Extract exactly and only the lines from the one containing "Transcribe this chart's" through the end of the entries below. Pictures should not appear in the copy.

* Start Data section *

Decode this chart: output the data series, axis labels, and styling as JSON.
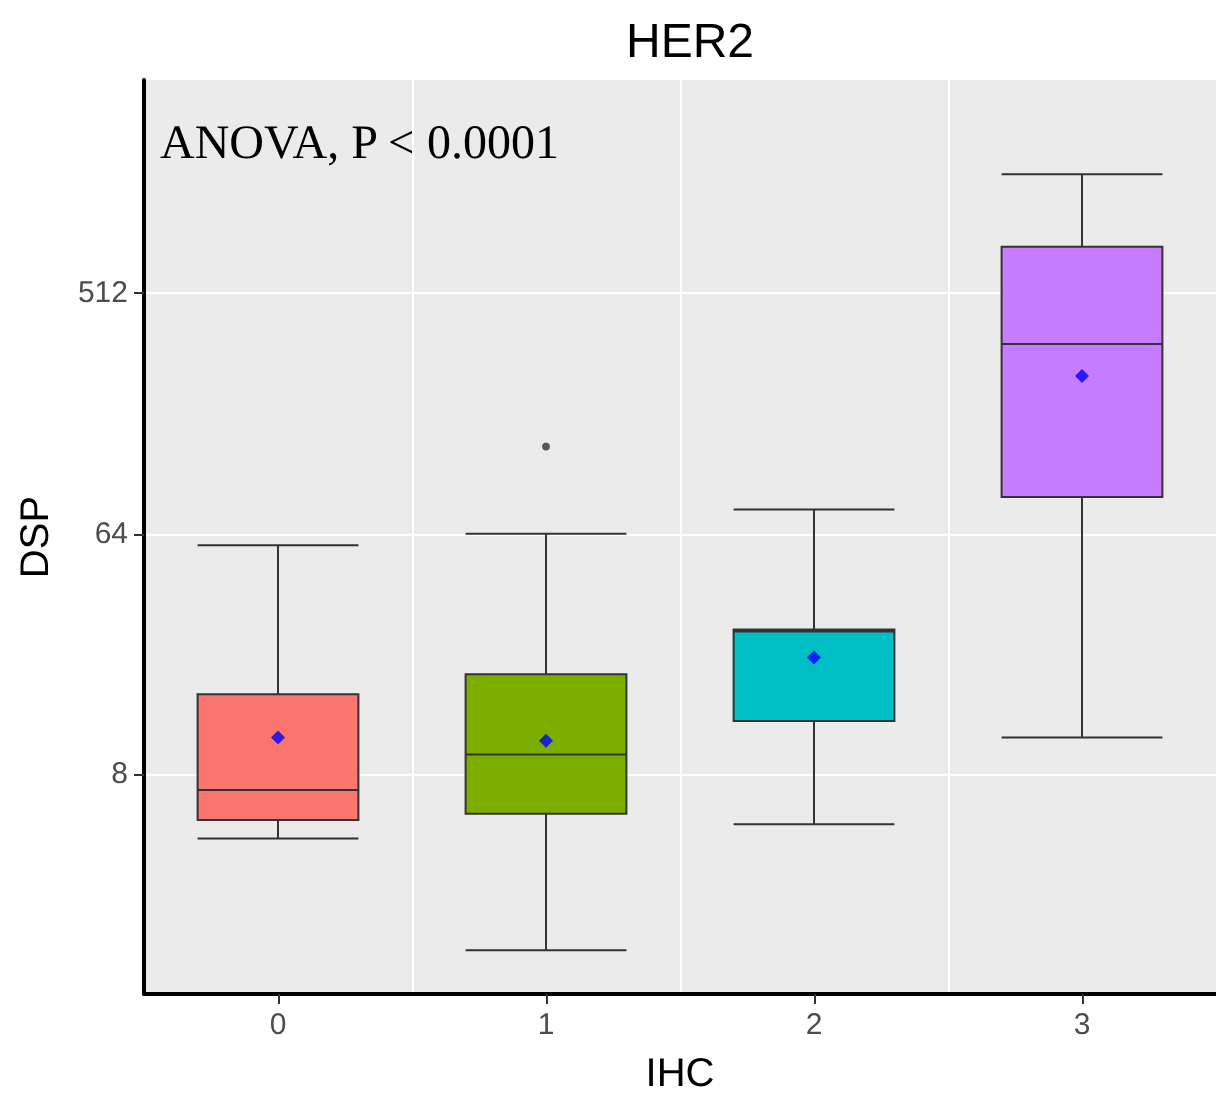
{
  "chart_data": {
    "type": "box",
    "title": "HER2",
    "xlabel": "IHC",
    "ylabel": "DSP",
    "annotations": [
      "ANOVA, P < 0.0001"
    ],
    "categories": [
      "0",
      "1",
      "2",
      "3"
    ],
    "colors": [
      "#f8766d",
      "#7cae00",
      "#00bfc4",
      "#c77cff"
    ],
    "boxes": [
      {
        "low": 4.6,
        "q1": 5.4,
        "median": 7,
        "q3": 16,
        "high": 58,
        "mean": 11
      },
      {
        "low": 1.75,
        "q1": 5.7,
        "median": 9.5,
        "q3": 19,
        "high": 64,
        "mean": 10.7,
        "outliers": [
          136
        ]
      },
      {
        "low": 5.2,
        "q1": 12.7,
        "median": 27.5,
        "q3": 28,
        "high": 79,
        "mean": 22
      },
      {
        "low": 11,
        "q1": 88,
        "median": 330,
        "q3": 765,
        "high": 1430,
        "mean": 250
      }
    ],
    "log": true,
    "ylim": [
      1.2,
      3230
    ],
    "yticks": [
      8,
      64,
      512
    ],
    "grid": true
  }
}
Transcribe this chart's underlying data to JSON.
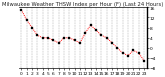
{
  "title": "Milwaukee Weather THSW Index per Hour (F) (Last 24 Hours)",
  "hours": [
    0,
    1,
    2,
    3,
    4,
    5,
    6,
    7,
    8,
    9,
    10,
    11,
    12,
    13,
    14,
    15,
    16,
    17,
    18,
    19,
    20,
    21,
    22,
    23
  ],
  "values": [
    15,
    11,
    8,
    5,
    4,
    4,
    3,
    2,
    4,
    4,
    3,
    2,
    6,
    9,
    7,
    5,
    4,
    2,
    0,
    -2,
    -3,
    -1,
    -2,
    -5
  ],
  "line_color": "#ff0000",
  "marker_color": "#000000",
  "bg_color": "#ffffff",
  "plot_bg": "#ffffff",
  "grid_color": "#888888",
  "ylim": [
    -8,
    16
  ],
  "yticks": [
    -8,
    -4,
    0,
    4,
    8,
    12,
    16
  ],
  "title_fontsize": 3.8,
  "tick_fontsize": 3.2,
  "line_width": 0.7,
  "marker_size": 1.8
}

* End Data section *

▶ **Task result**:
Transcribe this chart's underlying data to JSON.
{
  "title": "Milwaukee Weather THSW Index per Hour (F) (Last 24 Hours)",
  "hours": [
    0,
    1,
    2,
    3,
    4,
    5,
    6,
    7,
    8,
    9,
    10,
    11,
    12,
    13,
    14,
    15,
    16,
    17,
    18,
    19,
    20,
    21,
    22,
    23
  ],
  "values": [
    15,
    11,
    8,
    5,
    4,
    4,
    3,
    2,
    4,
    4,
    3,
    2,
    6,
    9,
    7,
    5,
    4,
    2,
    0,
    -2,
    -3,
    -1,
    -2,
    -5
  ],
  "line_color": "#ff0000",
  "marker_color": "#000000",
  "bg_color": "#ffffff",
  "plot_bg": "#ffffff",
  "grid_color": "#888888",
  "ylim": [
    -8,
    16
  ],
  "yticks": [
    -8,
    -4,
    0,
    4,
    8,
    12,
    16
  ],
  "title_fontsize": 3.8,
  "tick_fontsize": 3.2,
  "line_width": 0.7,
  "marker_size": 1.8
}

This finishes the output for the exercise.